Dataset items:
-- Begin --

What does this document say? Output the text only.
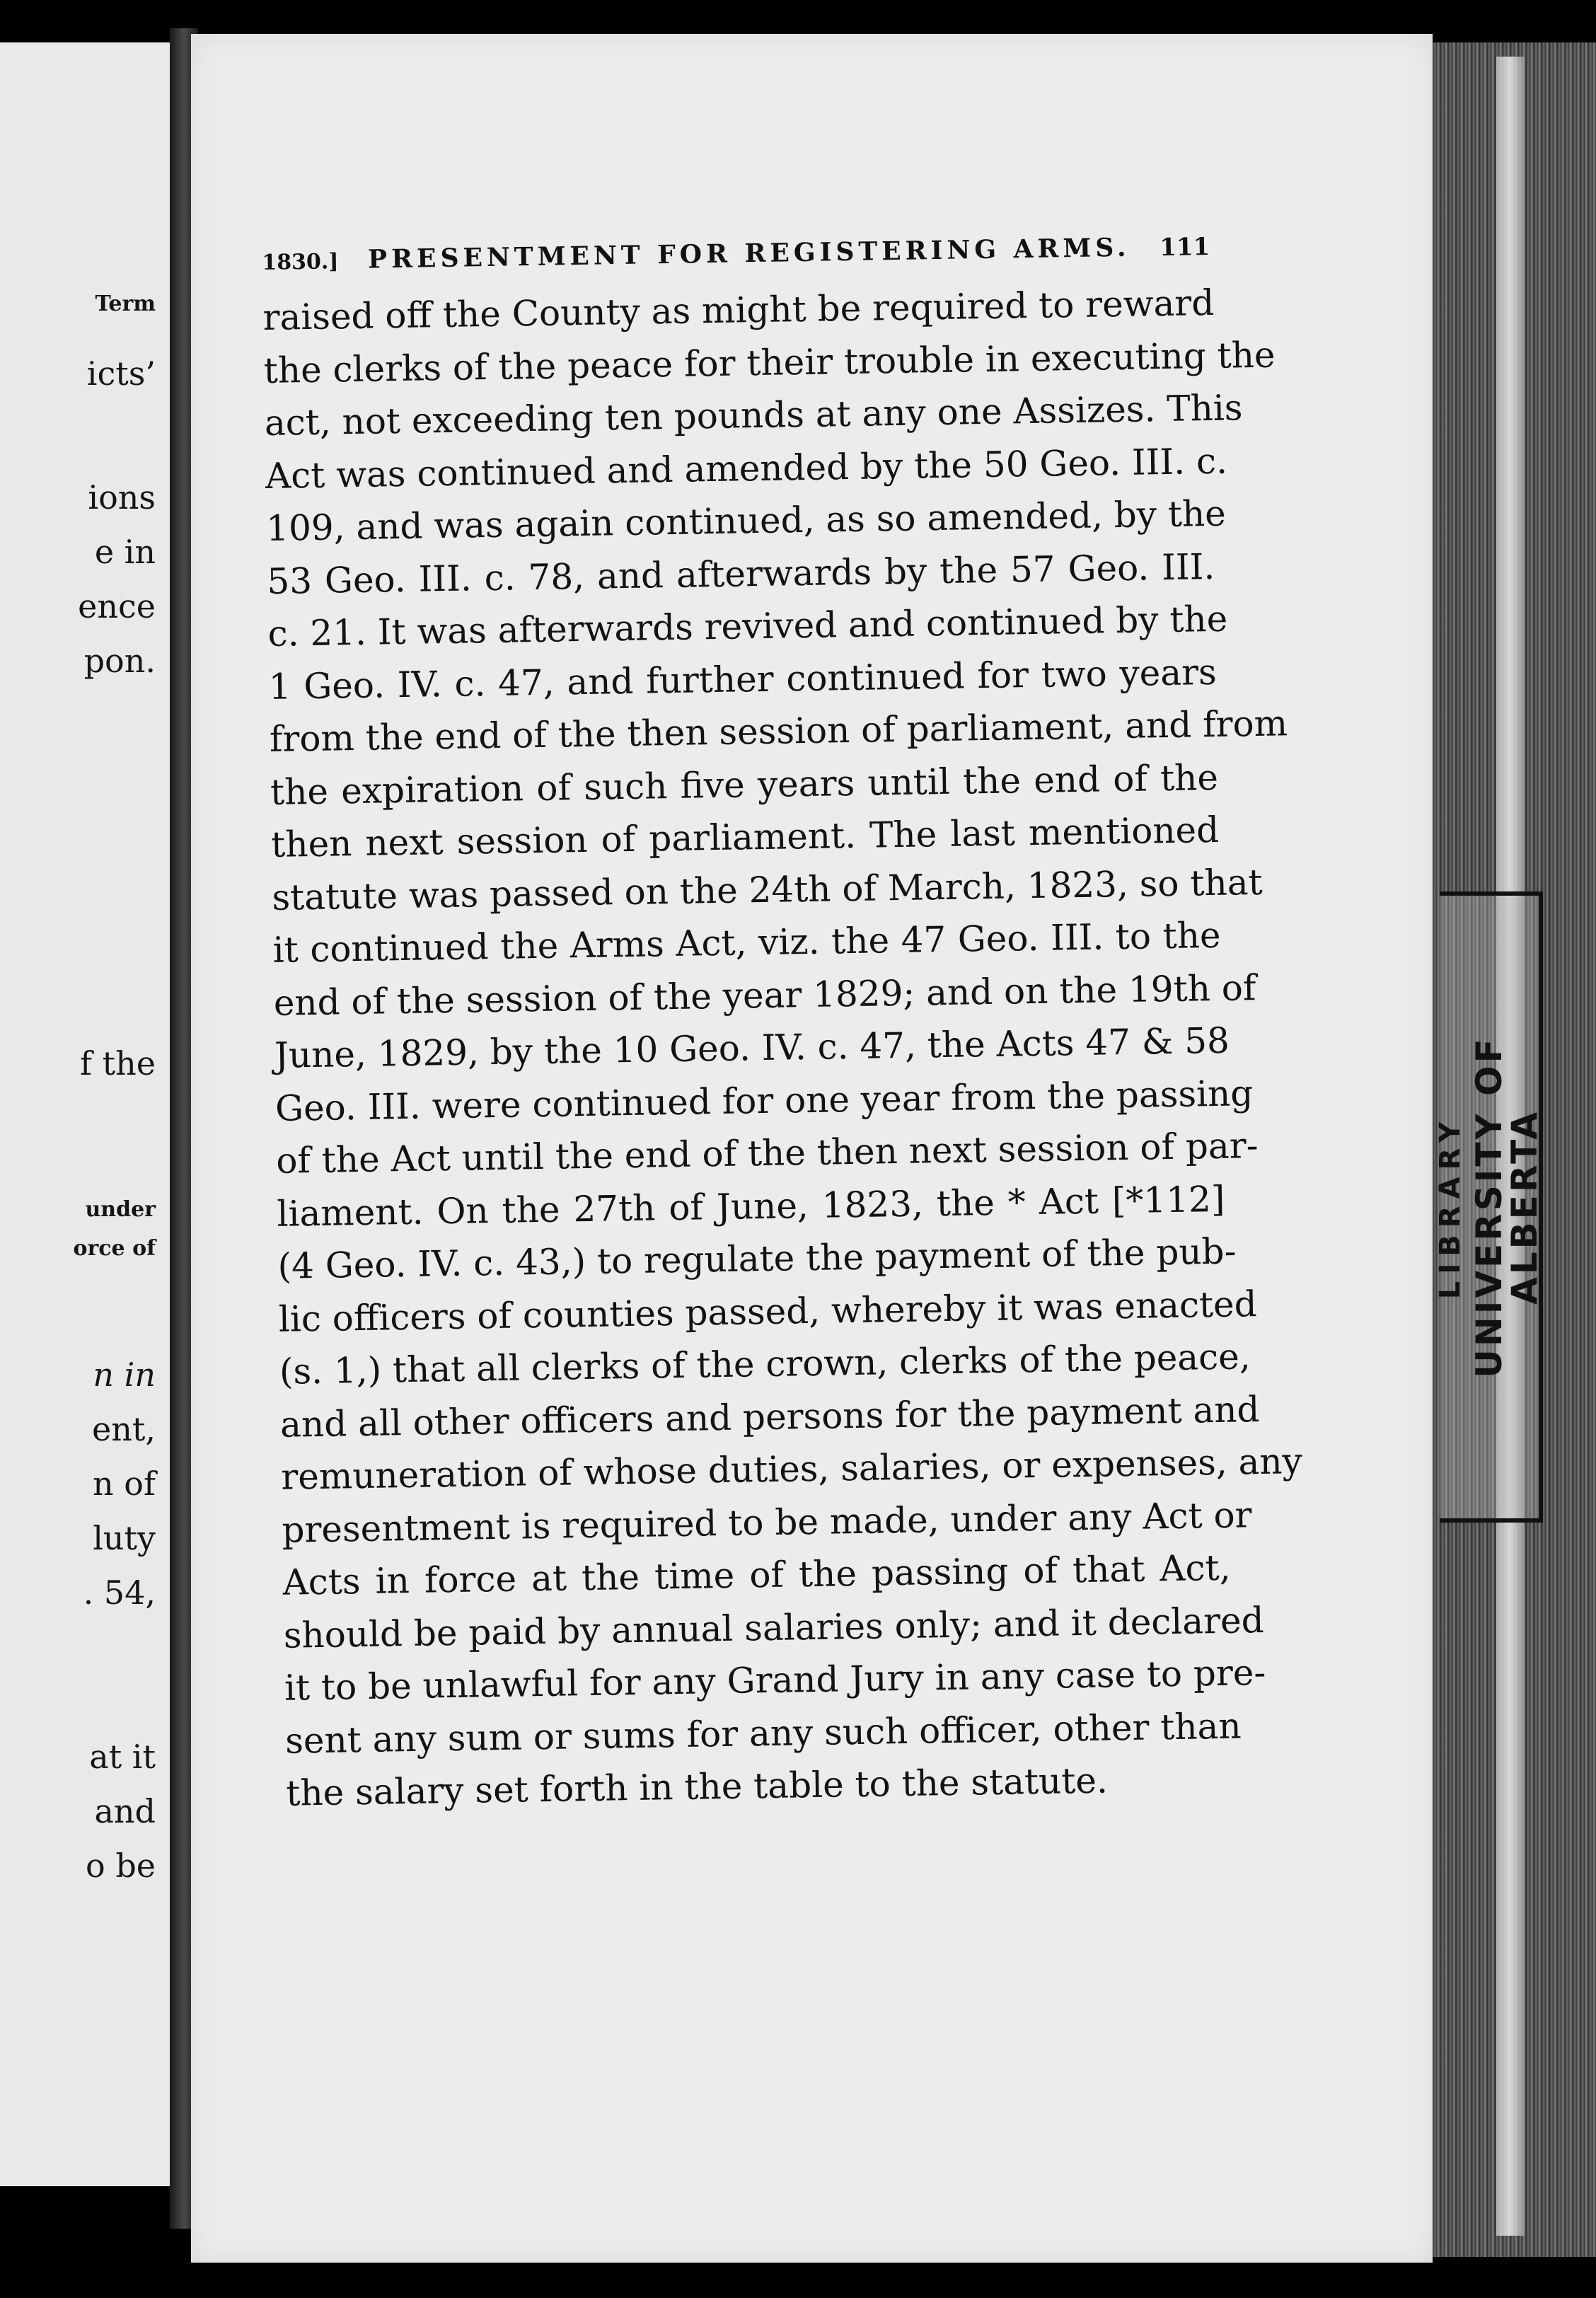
Term
icts’
ions
e in
ence
pon.
f the
under
orce of
n in
ent,
n of
luty
. 54,
at it
and
o be
1830.] PRESENTMENT FOR REGISTERING ARMS. 111
raised off the County as might be required to reward
the clerks of the peace for their trouble in executing the
act, not exceeding ten pounds at any one Assizes. This
Act was continued and amended by the 50 Geo. III. c.
109, and was again continued, as so amended, by the
53 Geo. III. c. 78, and afterwards by the 57 Geo. III.
c. 21. It was afterwards revived and continued by the
1 Geo. IV. c. 47, and further continued for two years
from the end of the then session of parliament, and from
the expiration of such five years until the end of the
then next session of parliament. The last mentioned
statute was passed on the 24th of March, 1823, so that
it continued the Arms Act, viz. the 47 Geo. III. to the
end of the session of the year 1829; and on the 19th of
June, 1829, by the 10 Geo. IV. c. 47, the Acts 47 & 58
Geo. III. were continued for one year from the passing
of the Act until the end of the then next session of par-
liament. On the 27th of June, 1823, the * Act [*112]
(4 Geo. IV. c. 43,) to regulate the payment of the pub-
lic officers of counties passed, whereby it was enacted
(s. 1,) that all clerks of the crown, clerks of the peace,
and all other officers and persons for the payment and
remuneration of whose duties, salaries, or expenses, any
presentment is required to be made, under any Act or
Acts in force at the time of the passing of that Act,
should be paid by annual salaries only; and it declared
it to be unlawful for any Grand Jury in any case to pre-
sent any sum or sums for any such officer, other than
the salary set forth in the table to the statute.
LIBRARY UNIVERSITY OF ALBERTA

-- End --

(GIVEN PROBLEM):
List every line above that contains the word "only".

(WRITTEN SOLUTION):
What does this document say? Output the text only.
should be paid by annual salaries only; and it declared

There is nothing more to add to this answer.